Only the pictures are left out: repeat the rest of the entries exactly.

Stored data
● ● ●

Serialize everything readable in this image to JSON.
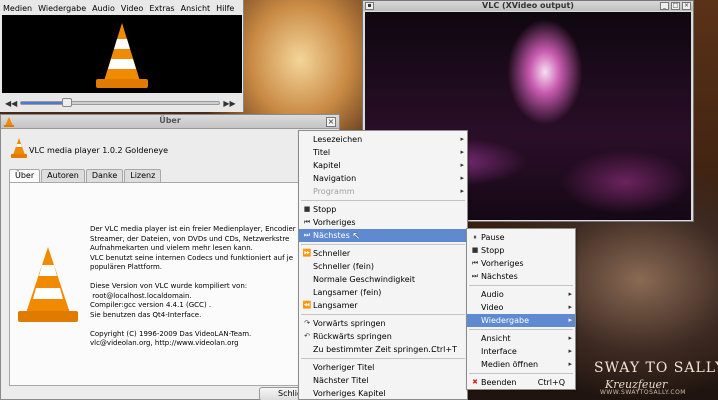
{
  "player": {
    "menubar": [
      "Medien",
      "Wiedergabe",
      "Audio",
      "Video",
      "Extras",
      "Ansicht",
      "Hilfe"
    ],
    "progress": 0.23
  },
  "about": {
    "title": "Über",
    "header": "VLC media player 1.0.2 Goldeneye",
    "tabs": [
      "Über",
      "Autoren",
      "Danke",
      "Lizenz"
    ],
    "active_tab": "Über",
    "body": "Der VLC media player ist ein freier Medienplayer, Encodier\nStreamer, der Dateien, von DVDs und CDs, Netzwerkstre\nAufnahmekarten und vielem mehr lesen kann.\nVLC benutzt seine internen Codecs und funktioniert auf je\npopulären Plattform.\n\nDiese Version von VLC wurde kompiliert von:\n root@localhost.localdomain.\nCompiler:gcc version 4.4.1 (GCC) .\nSie benutzen das Qt4-Interface.\n\nCopyright (C) 1996-2009 Das VideoLAN-Team.\nvlc@videolan.org, http://www.videolan.org",
    "close_button": "Schlie"
  },
  "video_window": {
    "title": "VLC (XVideo output)"
  },
  "context_menu": [
    {
      "label": "Lesezeichen",
      "submenu": true
    },
    {
      "label": "Titel",
      "submenu": true
    },
    {
      "label": "Kapitel",
      "submenu": true
    },
    {
      "label": "Navigation",
      "submenu": true
    },
    {
      "label": "Programm",
      "submenu": true,
      "disabled": true
    },
    {
      "separator": true
    },
    {
      "label": "Stopp",
      "icon": "■"
    },
    {
      "label": "Vorheriges",
      "icon": "⏮"
    },
    {
      "label": "Nächstes",
      "icon": "⏭",
      "highlight": true
    },
    {
      "separator": true
    },
    {
      "label": "Schneller",
      "icon": "⏩"
    },
    {
      "label": "Schneller (fein)"
    },
    {
      "label": "Normale Geschwindigkeit"
    },
    {
      "label": "Langsamer (fein)"
    },
    {
      "label": "Langsamer",
      "icon": "⏪"
    },
    {
      "separator": true
    },
    {
      "label": "Vorwärts springen",
      "icon": "↷"
    },
    {
      "label": "Rückwärts springen",
      "icon": "↶"
    },
    {
      "label": "Zu bestimmter Zeit springen...",
      "shortcut": "Ctrl+T"
    },
    {
      "separator": true
    },
    {
      "label": "Vorheriger Titel"
    },
    {
      "label": "Nächster Titel"
    },
    {
      "label": "Vorheriges Kapitel"
    }
  ],
  "submenu": [
    {
      "label": "Pause",
      "icon": "⏸"
    },
    {
      "label": "Stopp",
      "icon": "■"
    },
    {
      "label": "Vorheriges",
      "icon": "⏮"
    },
    {
      "label": "Nächstes",
      "icon": "⏭"
    },
    {
      "separator": true
    },
    {
      "label": "Audio",
      "submenu": true
    },
    {
      "label": "Video",
      "submenu": true
    },
    {
      "label": "Wiedergabe",
      "submenu": true,
      "highlight": true
    },
    {
      "separator": true
    },
    {
      "label": "Ansicht",
      "submenu": true
    },
    {
      "label": "Interface",
      "submenu": true
    },
    {
      "label": "Medien öffnen",
      "submenu": true
    },
    {
      "separator": true
    },
    {
      "label": "Beenden",
      "icon": "✖",
      "shortcut": "Ctrl+Q",
      "danger": true
    }
  ],
  "wallpaper": {
    "band": "SWAY TO SALLY",
    "album": "Kreuzfeuer",
    "url": "WWW.SWAYTOSALLY.COM"
  },
  "colors": {
    "highlight": "#5f89d0",
    "vlc_orange": "#f08a00"
  }
}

● ● ●

Result of the task
Serialize everything readable in this image to JSON.
{
  "player": {
    "menubar": [
      "Medien",
      "Wiedergabe",
      "Audio",
      "Video",
      "Extras",
      "Ansicht",
      "Hilfe"
    ],
    "progress": 0.23
  },
  "about": {
    "title": "Über",
    "header": "VLC media player 1.0.2 Goldeneye",
    "tabs": [
      "Über",
      "Autoren",
      "Danke",
      "Lizenz"
    ],
    "active_tab": "Über",
    "body": "Der VLC media player ist ein freier Medienplayer, Encodier\nStreamer, der Dateien, von DVDs und CDs, Netzwerkstre\nAufnahmekarten und vielem mehr lesen kann.\nVLC benutzt seine internen Codecs und funktioniert auf je\npopulären Plattform.\n\nDiese Version von VLC wurde kompiliert von:\n root@localhost.localdomain.\nCompiler:gcc version 4.4.1 (GCC) .\nSie benutzen das Qt4-Interface.\n\nCopyright (C) 1996-2009 Das VideoLAN-Team.\nvlc@videolan.org, http://www.videolan.org",
    "close_button": "Schlie"
  },
  "video_window": {
    "title": "VLC (XVideo output)"
  },
  "context_menu": [
    {
      "label": "Lesezeichen",
      "submenu": true
    },
    {
      "label": "Titel",
      "submenu": true
    },
    {
      "label": "Kapitel",
      "submenu": true
    },
    {
      "label": "Navigation",
      "submenu": true
    },
    {
      "label": "Programm",
      "submenu": true,
      "disabled": true
    },
    {
      "separator": true
    },
    {
      "label": "Stopp",
      "icon": "■"
    },
    {
      "label": "Vorheriges",
      "icon": "⏮"
    },
    {
      "label": "Nächstes",
      "icon": "⏭",
      "highlight": true
    },
    {
      "separator": true
    },
    {
      "label": "Schneller",
      "icon": "⏩"
    },
    {
      "label": "Schneller (fein)"
    },
    {
      "label": "Normale Geschwindigkeit"
    },
    {
      "label": "Langsamer (fein)"
    },
    {
      "label": "Langsamer",
      "icon": "⏪"
    },
    {
      "separator": true
    },
    {
      "label": "Vorwärts springen",
      "icon": "↷"
    },
    {
      "label": "Rückwärts springen",
      "icon": "↶"
    },
    {
      "label": "Zu bestimmter Zeit springen...",
      "shortcut": "Ctrl+T"
    },
    {
      "separator": true
    },
    {
      "label": "Vorheriger Titel"
    },
    {
      "label": "Nächster Titel"
    },
    {
      "label": "Vorheriges Kapitel"
    }
  ],
  "submenu": [
    {
      "label": "Pause",
      "icon": "⏸"
    },
    {
      "label": "Stopp",
      "icon": "■"
    },
    {
      "label": "Vorheriges",
      "icon": "⏮"
    },
    {
      "label": "Nächstes",
      "icon": "⏭"
    },
    {
      "separator": true
    },
    {
      "label": "Audio",
      "submenu": true
    },
    {
      "label": "Video",
      "submenu": true
    },
    {
      "label": "Wiedergabe",
      "submenu": true,
      "highlight": true
    },
    {
      "separator": true
    },
    {
      "label": "Ansicht",
      "submenu": true
    },
    {
      "label": "Interface",
      "submenu": true
    },
    {
      "label": "Medien öffnen",
      "submenu": true
    },
    {
      "separator": true
    },
    {
      "label": "Beenden",
      "icon": "✖",
      "shortcut": "Ctrl+Q",
      "danger": true
    }
  ],
  "wallpaper": {
    "band": "SWAY TO SALLY",
    "album": "Kreuzfeuer",
    "url": "WWW.SWAYTOSALLY.COM"
  },
  "colors": {
    "highlight": "#5f89d0",
    "vlc_orange": "#f08a00"
  }
}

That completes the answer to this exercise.